§ Image-based layout entries
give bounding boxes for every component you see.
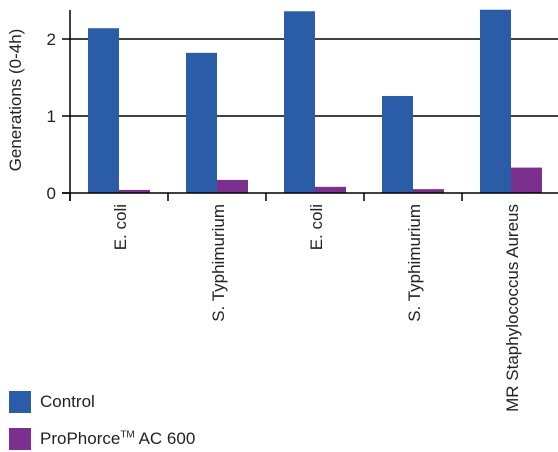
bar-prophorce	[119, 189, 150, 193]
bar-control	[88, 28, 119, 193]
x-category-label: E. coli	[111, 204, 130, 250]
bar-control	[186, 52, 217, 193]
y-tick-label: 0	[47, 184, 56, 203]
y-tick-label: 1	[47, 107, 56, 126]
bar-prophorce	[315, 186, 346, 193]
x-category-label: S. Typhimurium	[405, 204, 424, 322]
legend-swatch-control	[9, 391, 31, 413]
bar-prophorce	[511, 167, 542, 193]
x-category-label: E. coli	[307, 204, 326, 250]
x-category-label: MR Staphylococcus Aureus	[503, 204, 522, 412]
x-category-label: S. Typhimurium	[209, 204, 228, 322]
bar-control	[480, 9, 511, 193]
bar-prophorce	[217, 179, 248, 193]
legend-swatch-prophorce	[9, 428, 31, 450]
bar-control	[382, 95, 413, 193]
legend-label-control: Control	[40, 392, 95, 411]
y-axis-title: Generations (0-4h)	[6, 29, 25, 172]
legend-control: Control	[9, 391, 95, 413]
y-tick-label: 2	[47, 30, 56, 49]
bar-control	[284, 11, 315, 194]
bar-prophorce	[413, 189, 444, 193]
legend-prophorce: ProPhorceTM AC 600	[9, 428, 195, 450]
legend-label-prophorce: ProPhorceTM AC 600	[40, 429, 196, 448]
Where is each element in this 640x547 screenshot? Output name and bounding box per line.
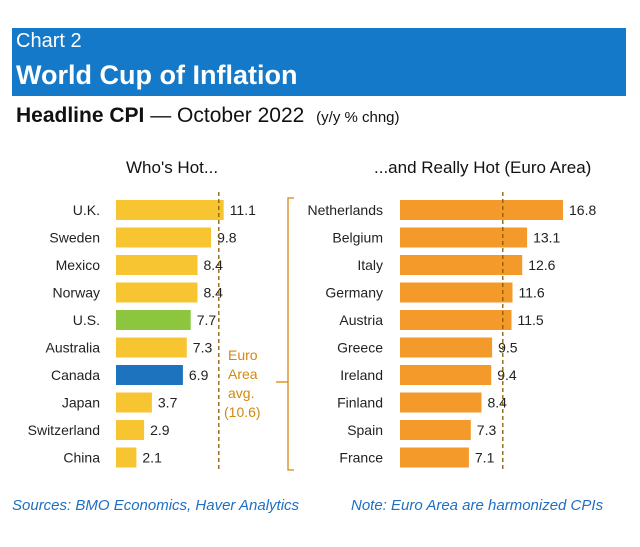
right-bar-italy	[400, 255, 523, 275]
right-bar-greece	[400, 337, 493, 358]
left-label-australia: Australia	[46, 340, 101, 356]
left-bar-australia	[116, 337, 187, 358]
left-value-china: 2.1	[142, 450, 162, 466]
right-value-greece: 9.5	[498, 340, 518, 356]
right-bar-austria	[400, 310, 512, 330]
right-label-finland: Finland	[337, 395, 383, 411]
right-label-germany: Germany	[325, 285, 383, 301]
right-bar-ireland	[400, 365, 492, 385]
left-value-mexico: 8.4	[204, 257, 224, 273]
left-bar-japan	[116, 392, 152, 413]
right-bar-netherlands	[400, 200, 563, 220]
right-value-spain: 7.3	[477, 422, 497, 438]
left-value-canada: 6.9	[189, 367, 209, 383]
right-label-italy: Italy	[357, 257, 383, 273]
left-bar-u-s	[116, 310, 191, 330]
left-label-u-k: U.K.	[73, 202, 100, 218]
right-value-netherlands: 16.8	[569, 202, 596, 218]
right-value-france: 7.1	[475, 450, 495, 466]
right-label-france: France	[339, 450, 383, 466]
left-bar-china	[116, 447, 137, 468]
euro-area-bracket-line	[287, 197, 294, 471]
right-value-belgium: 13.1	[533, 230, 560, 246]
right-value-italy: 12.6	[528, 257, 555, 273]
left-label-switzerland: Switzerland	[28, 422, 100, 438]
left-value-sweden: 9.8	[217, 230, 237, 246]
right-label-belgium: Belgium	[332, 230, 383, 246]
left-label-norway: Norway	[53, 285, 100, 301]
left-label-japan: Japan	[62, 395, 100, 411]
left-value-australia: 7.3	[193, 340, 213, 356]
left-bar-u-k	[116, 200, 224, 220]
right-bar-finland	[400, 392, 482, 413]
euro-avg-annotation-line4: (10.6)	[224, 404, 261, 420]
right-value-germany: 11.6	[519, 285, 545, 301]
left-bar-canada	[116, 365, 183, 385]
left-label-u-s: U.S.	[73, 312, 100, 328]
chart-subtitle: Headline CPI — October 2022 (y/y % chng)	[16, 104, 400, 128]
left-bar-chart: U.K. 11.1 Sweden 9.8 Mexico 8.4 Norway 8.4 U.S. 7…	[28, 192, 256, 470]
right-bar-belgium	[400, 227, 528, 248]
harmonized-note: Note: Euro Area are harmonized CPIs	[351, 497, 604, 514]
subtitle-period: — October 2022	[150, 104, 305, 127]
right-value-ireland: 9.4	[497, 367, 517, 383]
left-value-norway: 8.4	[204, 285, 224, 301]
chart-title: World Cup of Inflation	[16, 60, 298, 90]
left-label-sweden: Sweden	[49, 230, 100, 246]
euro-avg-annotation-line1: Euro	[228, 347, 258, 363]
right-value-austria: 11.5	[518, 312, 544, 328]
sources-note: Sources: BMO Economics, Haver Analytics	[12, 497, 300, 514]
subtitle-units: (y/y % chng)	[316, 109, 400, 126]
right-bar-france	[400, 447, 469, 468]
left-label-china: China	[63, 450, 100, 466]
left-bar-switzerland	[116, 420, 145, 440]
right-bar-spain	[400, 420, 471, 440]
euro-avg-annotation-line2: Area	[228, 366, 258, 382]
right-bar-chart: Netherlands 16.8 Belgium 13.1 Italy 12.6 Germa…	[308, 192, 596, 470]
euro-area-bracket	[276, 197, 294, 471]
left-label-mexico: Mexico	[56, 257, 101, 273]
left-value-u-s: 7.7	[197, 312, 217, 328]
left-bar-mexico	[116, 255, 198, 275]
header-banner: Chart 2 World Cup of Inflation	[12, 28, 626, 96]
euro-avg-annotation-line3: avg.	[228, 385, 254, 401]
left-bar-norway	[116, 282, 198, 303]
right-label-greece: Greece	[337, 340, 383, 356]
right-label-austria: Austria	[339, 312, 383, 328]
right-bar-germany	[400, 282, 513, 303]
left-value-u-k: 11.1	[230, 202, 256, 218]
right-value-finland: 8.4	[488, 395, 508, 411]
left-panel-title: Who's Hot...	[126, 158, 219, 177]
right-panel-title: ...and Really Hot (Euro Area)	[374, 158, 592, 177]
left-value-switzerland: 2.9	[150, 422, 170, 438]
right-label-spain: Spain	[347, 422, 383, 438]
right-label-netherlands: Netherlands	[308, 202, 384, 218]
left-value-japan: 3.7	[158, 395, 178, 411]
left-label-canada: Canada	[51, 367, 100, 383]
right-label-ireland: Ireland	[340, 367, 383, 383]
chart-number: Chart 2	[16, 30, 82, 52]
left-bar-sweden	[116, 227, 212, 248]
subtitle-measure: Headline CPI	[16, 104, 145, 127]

§ Stated exercise
Rewrite every line of the listing above, replacing "x-category-label" with "category-label" wherever it occurs and leaving everything else unchanged. Omit the pictures.

§ Output of the task
give bounding boxes for every component you see.
bar-prophorce	[119, 189, 150, 193]
bar-control	[88, 28, 119, 193]
category-label: E. coli	[111, 204, 130, 250]
bar-control	[186, 52, 217, 193]
y-tick-label: 0	[47, 184, 56, 203]
y-tick-label: 1	[47, 107, 56, 126]
bar-prophorce	[315, 186, 346, 193]
category-label: S. Typhimurium	[405, 204, 424, 322]
legend-swatch-control	[9, 391, 31, 413]
bar-prophorce	[511, 167, 542, 193]
category-label: E. coli	[307, 204, 326, 250]
category-label: MR Staphylococcus Aureus	[503, 204, 522, 412]
category-label: S. Typhimurium	[209, 204, 228, 322]
bar-control	[480, 9, 511, 193]
bar-prophorce	[217, 179, 248, 193]
legend-swatch-prophorce	[9, 428, 31, 450]
bar-control	[382, 95, 413, 193]
legend-label-control: Control	[40, 392, 95, 411]
y-axis-title: Generations (0-4h)	[6, 29, 25, 172]
legend-control: Control	[9, 391, 95, 413]
y-tick-label: 2	[47, 30, 56, 49]
bar-control	[284, 11, 315, 194]
bar-prophorce	[413, 189, 444, 193]
legend-prophorce: ProPhorceTM AC 600	[9, 428, 195, 450]
legend-label-prophorce: ProPhorceTM AC 600	[40, 429, 196, 448]
Where is each element in this 640x547 screenshot? Output name and bounding box per line.
right-bar-italy	[400, 255, 523, 275]
right-bar-greece	[400, 337, 493, 358]
left-label-australia: Australia	[46, 340, 101, 356]
left-bar-australia	[116, 337, 187, 358]
left-value-china: 2.1	[142, 450, 162, 466]
right-value-greece: 9.5	[498, 340, 518, 356]
right-bar-austria	[400, 310, 512, 330]
right-label-finland: Finland	[337, 395, 383, 411]
right-label-germany: Germany	[325, 285, 383, 301]
right-bar-ireland	[400, 365, 492, 385]
left-value-mexico: 8.4	[204, 257, 224, 273]
left-bar-japan	[116, 392, 152, 413]
right-bar-netherlands	[400, 200, 563, 220]
right-value-spain: 7.3	[477, 422, 497, 438]
left-value-canada: 6.9	[189, 367, 209, 383]
right-label-italy: Italy	[357, 257, 383, 273]
left-bar-u-s	[116, 310, 191, 330]
left-label-u-k: U.K.	[73, 202, 100, 218]
right-value-netherlands: 16.8	[569, 202, 596, 218]
right-value-france: 7.1	[475, 450, 495, 466]
right-label-france: France	[339, 450, 383, 466]
left-bar-china	[116, 447, 137, 468]
euro-area-bracket-line	[287, 197, 294, 471]
right-value-belgium: 13.1	[533, 230, 560, 246]
right-value-italy: 12.6	[528, 257, 555, 273]
left-label-switzerland: Switzerland	[28, 422, 100, 438]
left-value-sweden: 9.8	[217, 230, 237, 246]
right-label-belgium: Belgium	[332, 230, 383, 246]
left-label-norway: Norway	[53, 285, 100, 301]
left-label-japan: Japan	[62, 395, 100, 411]
left-value-australia: 7.3	[193, 340, 213, 356]
left-bar-u-k	[116, 200, 224, 220]
right-bar-finland	[400, 392, 482, 413]
euro-avg-annotation-line4: (10.6)	[224, 404, 261, 420]
right-value-germany: 11.6	[519, 285, 545, 301]
left-bar-canada	[116, 365, 183, 385]
left-label-u-s: U.S.	[73, 312, 100, 328]
chart-subtitle: Headline CPI — October 2022 (y/y % chng)	[16, 104, 400, 128]
left-bar-chart: U.K. 11.1 Sweden 9.8 Mexico 8.4 Norway 8.4 U.S. 7…	[28, 192, 256, 470]
right-bar-belgium	[400, 227, 528, 248]
harmonized-note: Note: Euro Area are harmonized CPIs	[351, 497, 604, 514]
subtitle-period: — October 2022	[150, 104, 305, 127]
right-value-ireland: 9.4	[497, 367, 517, 383]
left-value-norway: 8.4	[204, 285, 224, 301]
chart-title: World Cup of Inflation	[16, 60, 298, 90]
left-label-sweden: Sweden	[49, 230, 100, 246]
euro-avg-annotation-line1: Euro	[228, 347, 258, 363]
right-value-austria: 11.5	[518, 312, 544, 328]
sources-note: Sources: BMO Economics, Haver Analytics	[12, 497, 300, 514]
subtitle-units: (y/y % chng)	[316, 109, 400, 126]
right-bar-france	[400, 447, 469, 468]
left-label-china: China	[63, 450, 100, 466]
left-bar-switzerland	[116, 420, 145, 440]
right-bar-spain	[400, 420, 471, 440]
euro-avg-annotation-line2: Area	[228, 366, 258, 382]
right-bar-chart: Netherlands 16.8 Belgium 13.1 Italy 12.6 Germa…	[308, 192, 596, 470]
euro-area-bracket	[276, 197, 294, 471]
left-label-mexico: Mexico	[56, 257, 101, 273]
left-value-u-s: 7.7	[197, 312, 217, 328]
left-bar-mexico	[116, 255, 198, 275]
header-banner: Chart 2 World Cup of Inflation	[12, 28, 626, 96]
euro-avg-annotation-line3: avg.	[228, 385, 254, 401]
left-bar-norway	[116, 282, 198, 303]
right-label-greece: Greece	[337, 340, 383, 356]
right-label-austria: Austria	[339, 312, 383, 328]
right-bar-germany	[400, 282, 513, 303]
left-value-u-k: 11.1	[230, 202, 256, 218]
right-value-finland: 8.4	[488, 395, 508, 411]
left-panel-title: Who's Hot...	[126, 158, 219, 177]
right-panel-title: ...and Really Hot (Euro Area)	[374, 158, 592, 177]
left-value-switzerland: 2.9	[150, 422, 170, 438]
right-label-spain: Spain	[347, 422, 383, 438]
right-label-netherlands: Netherlands	[308, 202, 384, 218]
left-value-japan: 3.7	[158, 395, 178, 411]
left-label-canada: Canada	[51, 367, 100, 383]
right-label-ireland: Ireland	[340, 367, 383, 383]
chart-number: Chart 2	[16, 30, 82, 52]
left-bar-sweden	[116, 227, 212, 248]
subtitle-measure: Headline CPI	[16, 104, 145, 127]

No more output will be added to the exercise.